-- Start of Data entries --

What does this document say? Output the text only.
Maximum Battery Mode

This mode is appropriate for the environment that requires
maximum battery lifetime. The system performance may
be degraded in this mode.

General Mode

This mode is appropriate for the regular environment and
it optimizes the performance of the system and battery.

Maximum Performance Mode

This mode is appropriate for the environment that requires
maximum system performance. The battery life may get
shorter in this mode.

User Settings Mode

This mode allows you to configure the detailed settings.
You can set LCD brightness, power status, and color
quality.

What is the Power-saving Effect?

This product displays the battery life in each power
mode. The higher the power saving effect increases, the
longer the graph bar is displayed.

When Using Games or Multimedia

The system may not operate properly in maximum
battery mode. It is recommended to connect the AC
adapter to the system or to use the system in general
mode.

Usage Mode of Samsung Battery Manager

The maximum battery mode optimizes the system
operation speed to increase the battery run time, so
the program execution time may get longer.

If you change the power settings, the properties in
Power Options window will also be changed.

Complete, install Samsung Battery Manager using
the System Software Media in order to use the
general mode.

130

-- End of Data entries --

What the task asks: Copy all the records above exactly, missing none.

Correct answer:
What does this document say? Output the text only.
Maximum Battery Mode

This mode is appropriate for the environment that requires
maximum battery lifetime. The system performance may
be degraded in this mode.

General Mode

This mode is appropriate for the regular environment and
it optimizes the performance of the system and battery.

Maximum Performance Mode

This mode is appropriate for the environment that requires
maximum system performance. The battery life may get
shorter in this mode.

User Settings Mode

This mode allows you to configure the detailed settings.
You can set LCD brightness, power status, and color
quality.

What is the Power-saving Effect?

This product displays the battery life in each power
mode. The higher the power saving effect increases, the
longer the graph bar is displayed.

When Using Games or Multimedia

The system may not operate properly in maximum
battery mode. It is recommended to connect the AC
adapter to the system or to use the system in general
mode.

Usage Mode of Samsung Battery Manager

The maximum battery mode optimizes the system
operation speed to increase the battery run time, so
the program execution time may get longer.

If you change the power settings, the properties in
Power Options window will also be changed.

Complete, install Samsung Battery Manager using
the System Software Media in order to use the
general mode.

130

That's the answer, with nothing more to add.